▶ [Task directions]: Search the listing for "name" and copy every line where it appears.

Figure record listings:
--- START ---

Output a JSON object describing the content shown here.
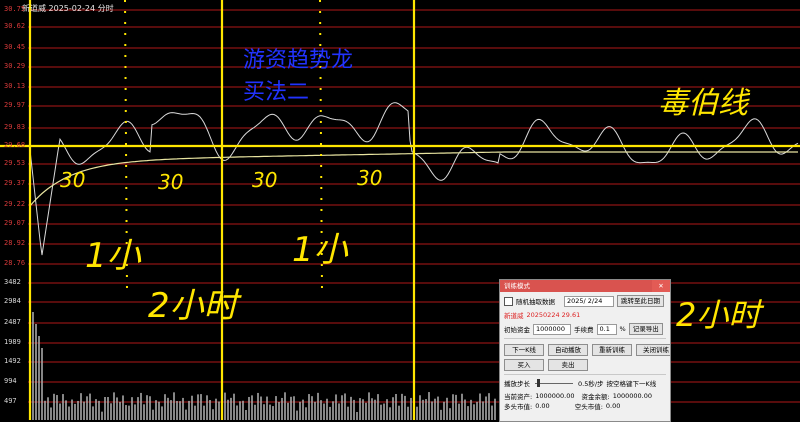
{
  "header": {
    "title": "新道威  2025-02-24 分时"
  },
  "price_axis": [
    "30.75",
    "30.62",
    "30.45",
    "30.29",
    "30.13",
    "29.97",
    "29.83",
    "29.68",
    "29.53",
    "29.37",
    "29.22",
    "29.07",
    "28.92",
    "28.76"
  ],
  "volume_axis": [
    "3482",
    "2984",
    "2487",
    "1989",
    "1492",
    "994",
    "497"
  ],
  "annotations": {
    "blue_title_1": "游资趋势龙",
    "blue_title_2": "买法二",
    "zero_line": "毒伯线",
    "m1": "30",
    "m2": "30",
    "m3": "30",
    "m4": "30",
    "h1": "1小",
    "h2": "1小",
    "two_hours_left": "2小时",
    "two_hours_right": "2小时"
  },
  "dialog": {
    "title": "训练模式",
    "close": "✕",
    "random_label": "随机抽取数据",
    "date_value": "2025/ 2/24",
    "jump_button": "跳转至此日期",
    "stock_label": "新道威",
    "stock_info": "20250224 29.61",
    "capital_label": "初始资金",
    "capital_value": "1000000",
    "fee_label": "手续费",
    "fee_value": "0.1",
    "fee_unit": "%",
    "export_button": "记录导出",
    "next_k_button": "下一K线",
    "auto_play_button": "自动播放",
    "restart_button": "重新训练",
    "close_train_button": "关闭训练",
    "buy_button": "买入",
    "sell_button": "卖出",
    "speed_label": "播放步长",
    "speed_value": "0.5秒/步",
    "shortcut_label": "按空格键下一K线",
    "total_asset_label": "当前资产:",
    "total_asset_value": "1000000.00",
    "cash_label": "资金余额:",
    "cash_value": "1000000.00",
    "long_label": "多头市值:",
    "long_value": "0.00",
    "short_label": "空头市值:",
    "short_value": "0.00"
  },
  "colors": {
    "background": "#000000",
    "grid_red": "#b01818",
    "hand_yellow": "#ffe600",
    "price_line": "#d9d9d9",
    "avg_line": "#e8e4a0",
    "blue_text": "#2233ff"
  }
}
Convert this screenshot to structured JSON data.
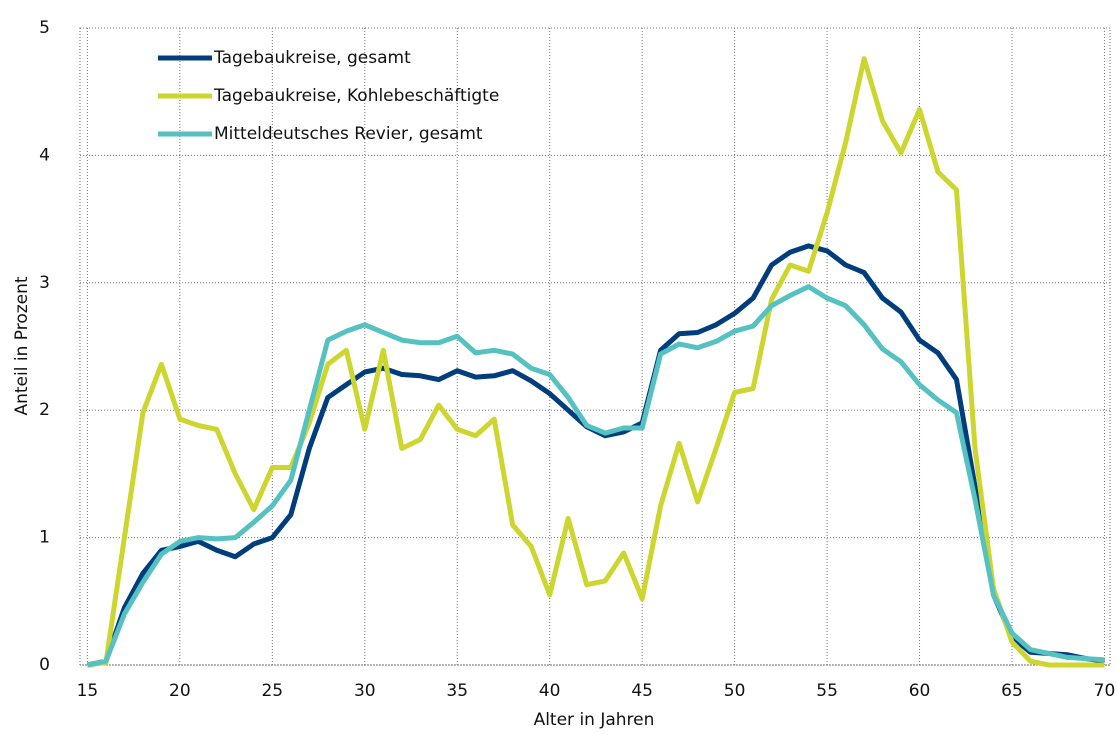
{
  "chart_data": {
    "type": "line",
    "x": [
      15,
      16,
      17,
      18,
      19,
      20,
      21,
      22,
      23,
      24,
      25,
      26,
      27,
      28,
      29,
      30,
      31,
      32,
      33,
      34,
      35,
      36,
      37,
      38,
      39,
      40,
      41,
      42,
      43,
      44,
      45,
      46,
      47,
      48,
      49,
      50,
      51,
      52,
      53,
      54,
      55,
      56,
      57,
      58,
      59,
      60,
      61,
      62,
      63,
      64,
      65,
      66,
      67,
      68,
      69,
      70
    ],
    "series": [
      {
        "name": "Tagebaukreise, gesamt",
        "color": "#003d7c",
        "values": [
          0,
          0.03,
          0.45,
          0.72,
          0.9,
          0.93,
          0.97,
          0.9,
          0.85,
          0.95,
          1.0,
          1.18,
          1.7,
          2.1,
          2.2,
          2.3,
          2.33,
          2.28,
          2.27,
          2.24,
          2.31,
          2.26,
          2.27,
          2.31,
          2.23,
          2.13,
          2.0,
          1.87,
          1.8,
          1.83,
          1.9,
          2.47,
          2.6,
          2.61,
          2.67,
          2.76,
          2.88,
          3.14,
          3.24,
          3.29,
          3.25,
          3.14,
          3.08,
          2.88,
          2.77,
          2.55,
          2.45,
          2.24,
          1.4,
          0.55,
          0.22,
          0.1,
          0.09,
          0.08,
          0.05,
          0.03
        ]
      },
      {
        "name": "Tagebaukreise, Kohlebeschäftigte",
        "color": "#cdd62f",
        "values": [
          0,
          0.02,
          1.0,
          1.98,
          2.36,
          1.93,
          1.88,
          1.85,
          1.5,
          1.22,
          1.55,
          1.55,
          1.9,
          2.36,
          2.47,
          1.85,
          2.47,
          1.7,
          1.77,
          2.04,
          1.85,
          1.8,
          1.93,
          1.1,
          0.93,
          0.55,
          1.15,
          0.63,
          0.66,
          0.88,
          0.52,
          1.25,
          1.74,
          1.28,
          1.7,
          2.14,
          2.17,
          2.87,
          3.14,
          3.09,
          3.55,
          4.1,
          4.76,
          4.27,
          4.02,
          4.36,
          3.87,
          3.73,
          1.7,
          0.6,
          0.18,
          0.03,
          0,
          0,
          0,
          0
        ]
      },
      {
        "name": "Mitteldeutsches Revier, gesamt",
        "color": "#56c1c1",
        "values": [
          0,
          0.03,
          0.4,
          0.65,
          0.87,
          0.97,
          1.0,
          0.99,
          1.0,
          1.12,
          1.25,
          1.45,
          2.0,
          2.55,
          2.62,
          2.67,
          2.61,
          2.55,
          2.53,
          2.53,
          2.58,
          2.45,
          2.47,
          2.44,
          2.33,
          2.28,
          2.1,
          1.88,
          1.82,
          1.86,
          1.86,
          2.44,
          2.52,
          2.49,
          2.54,
          2.62,
          2.66,
          2.82,
          2.9,
          2.97,
          2.88,
          2.82,
          2.67,
          2.48,
          2.38,
          2.2,
          2.08,
          1.98,
          1.3,
          0.55,
          0.25,
          0.12,
          0.09,
          0.06,
          0.05,
          0.04
        ]
      }
    ],
    "x_label": "Alter in Jahren",
    "y_label": "Anteil in Prozent",
    "xlim": [
      14.6,
      70.3
    ],
    "ylim": [
      0,
      5
    ],
    "xticks": [
      15,
      20,
      25,
      30,
      35,
      40,
      45,
      50,
      55,
      60,
      65,
      70
    ],
    "yticks": [
      0,
      1,
      2,
      3,
      4,
      5
    ],
    "grid": true,
    "legend": "upper left"
  }
}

--- END ---

▶ [Solution to this exercise]:
        "name": "Tagebaukreise, gesamt",
        "name": "Tagebaukreise, Kohlebeschäftigte",
        "name": "Mitteldeutsches Revier, gesamt",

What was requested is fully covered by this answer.